→ Stated goal
Exclude all pictures, then copy each of the records exactly as written.

-- Extracted material start --

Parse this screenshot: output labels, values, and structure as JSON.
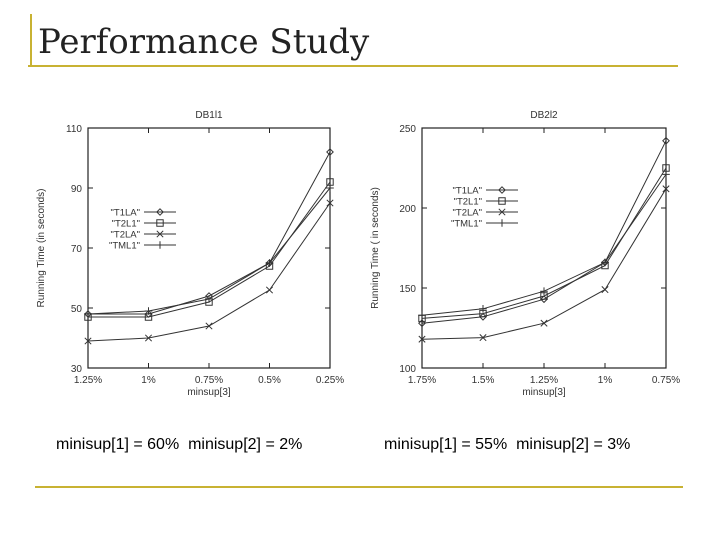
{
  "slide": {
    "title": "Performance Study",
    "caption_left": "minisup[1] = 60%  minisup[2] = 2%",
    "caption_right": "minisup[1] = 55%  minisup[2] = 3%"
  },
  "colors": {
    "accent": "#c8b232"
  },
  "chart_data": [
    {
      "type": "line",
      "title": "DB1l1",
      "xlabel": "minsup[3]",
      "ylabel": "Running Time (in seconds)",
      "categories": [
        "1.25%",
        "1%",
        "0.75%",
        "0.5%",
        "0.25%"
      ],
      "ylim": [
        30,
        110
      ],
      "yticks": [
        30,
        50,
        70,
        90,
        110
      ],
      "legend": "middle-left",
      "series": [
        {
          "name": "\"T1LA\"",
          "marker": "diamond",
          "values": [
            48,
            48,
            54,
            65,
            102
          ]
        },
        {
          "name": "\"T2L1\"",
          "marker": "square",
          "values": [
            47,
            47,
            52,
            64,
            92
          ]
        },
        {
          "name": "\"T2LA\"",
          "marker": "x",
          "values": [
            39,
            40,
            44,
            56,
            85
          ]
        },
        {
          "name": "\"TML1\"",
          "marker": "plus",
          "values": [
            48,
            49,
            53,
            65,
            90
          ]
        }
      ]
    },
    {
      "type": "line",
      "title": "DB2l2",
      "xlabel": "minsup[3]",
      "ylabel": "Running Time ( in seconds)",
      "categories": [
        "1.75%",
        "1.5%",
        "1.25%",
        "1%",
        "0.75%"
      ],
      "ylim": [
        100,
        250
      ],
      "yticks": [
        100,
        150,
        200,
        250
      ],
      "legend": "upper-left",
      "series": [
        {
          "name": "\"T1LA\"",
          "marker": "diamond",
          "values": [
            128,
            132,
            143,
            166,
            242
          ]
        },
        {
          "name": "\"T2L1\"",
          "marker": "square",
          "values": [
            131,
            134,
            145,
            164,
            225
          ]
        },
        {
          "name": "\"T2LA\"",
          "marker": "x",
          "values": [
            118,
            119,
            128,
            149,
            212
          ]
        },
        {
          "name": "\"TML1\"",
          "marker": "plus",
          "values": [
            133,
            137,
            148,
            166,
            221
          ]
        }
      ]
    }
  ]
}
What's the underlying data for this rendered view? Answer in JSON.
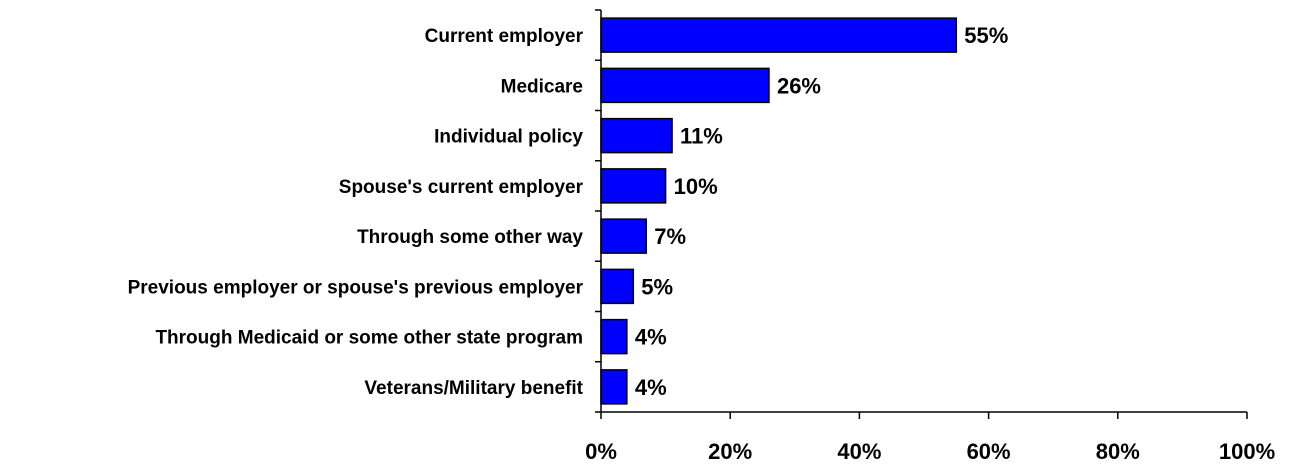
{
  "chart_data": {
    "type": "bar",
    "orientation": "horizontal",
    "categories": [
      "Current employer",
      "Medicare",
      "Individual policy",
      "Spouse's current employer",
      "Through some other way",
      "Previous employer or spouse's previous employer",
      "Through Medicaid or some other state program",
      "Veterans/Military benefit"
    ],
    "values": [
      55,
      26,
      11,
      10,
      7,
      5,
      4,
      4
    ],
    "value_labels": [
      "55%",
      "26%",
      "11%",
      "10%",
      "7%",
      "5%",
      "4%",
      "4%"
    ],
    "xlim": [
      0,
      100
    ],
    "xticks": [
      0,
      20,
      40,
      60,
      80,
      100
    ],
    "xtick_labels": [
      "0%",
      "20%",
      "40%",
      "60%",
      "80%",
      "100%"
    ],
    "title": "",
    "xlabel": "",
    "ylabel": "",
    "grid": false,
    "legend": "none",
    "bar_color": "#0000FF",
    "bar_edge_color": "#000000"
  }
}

-- Extracted material end --

→ Response for this exercise
Parse this screenshot: output labels, values, and structure as JSON.
{
  "slide": {
    "title": "Performance Study",
    "caption_left": "minisup[1] = 60%  minisup[2] = 2%",
    "caption_right": "minisup[1] = 55%  minisup[2] = 3%"
  },
  "colors": {
    "accent": "#c8b232"
  },
  "chart_data": [
    {
      "type": "line",
      "title": "DB1l1",
      "xlabel": "minsup[3]",
      "ylabel": "Running Time (in seconds)",
      "categories": [
        "1.25%",
        "1%",
        "0.75%",
        "0.5%",
        "0.25%"
      ],
      "ylim": [
        30,
        110
      ],
      "yticks": [
        30,
        50,
        70,
        90,
        110
      ],
      "legend": "middle-left",
      "series": [
        {
          "name": "\"T1LA\"",
          "marker": "diamond",
          "values": [
            48,
            48,
            54,
            65,
            102
          ]
        },
        {
          "name": "\"T2L1\"",
          "marker": "square",
          "values": [
            47,
            47,
            52,
            64,
            92
          ]
        },
        {
          "name": "\"T2LA\"",
          "marker": "x",
          "values": [
            39,
            40,
            44,
            56,
            85
          ]
        },
        {
          "name": "\"TML1\"",
          "marker": "plus",
          "values": [
            48,
            49,
            53,
            65,
            90
          ]
        }
      ]
    },
    {
      "type": "line",
      "title": "DB2l2",
      "xlabel": "minsup[3]",
      "ylabel": "Running Time ( in seconds)",
      "categories": [
        "1.75%",
        "1.5%",
        "1.25%",
        "1%",
        "0.75%"
      ],
      "ylim": [
        100,
        250
      ],
      "yticks": [
        100,
        150,
        200,
        250
      ],
      "legend": "upper-left",
      "series": [
        {
          "name": "\"T1LA\"",
          "marker": "diamond",
          "values": [
            128,
            132,
            143,
            166,
            242
          ]
        },
        {
          "name": "\"T2L1\"",
          "marker": "square",
          "values": [
            131,
            134,
            145,
            164,
            225
          ]
        },
        {
          "name": "\"T2LA\"",
          "marker": "x",
          "values": [
            118,
            119,
            128,
            149,
            212
          ]
        },
        {
          "name": "\"TML1\"",
          "marker": "plus",
          "values": [
            133,
            137,
            148,
            166,
            221
          ]
        }
      ]
    }
  ]
}
What's the underlying data for this rendered view? Answer in JSON.
{
  "chart_data": {
    "type": "bar",
    "orientation": "horizontal",
    "categories": [
      "Current employer",
      "Medicare",
      "Individual policy",
      "Spouse's current employer",
      "Through some other way",
      "Previous employer or spouse's previous employer",
      "Through Medicaid or some other state program",
      "Veterans/Military benefit"
    ],
    "values": [
      55,
      26,
      11,
      10,
      7,
      5,
      4,
      4
    ],
    "value_labels": [
      "55%",
      "26%",
      "11%",
      "10%",
      "7%",
      "5%",
      "4%",
      "4%"
    ],
    "xlim": [
      0,
      100
    ],
    "xticks": [
      0,
      20,
      40,
      60,
      80,
      100
    ],
    "xtick_labels": [
      "0%",
      "20%",
      "40%",
      "60%",
      "80%",
      "100%"
    ],
    "title": "",
    "xlabel": "",
    "ylabel": "",
    "grid": false,
    "legend": "none",
    "bar_color": "#0000FF",
    "bar_edge_color": "#000000"
  }
}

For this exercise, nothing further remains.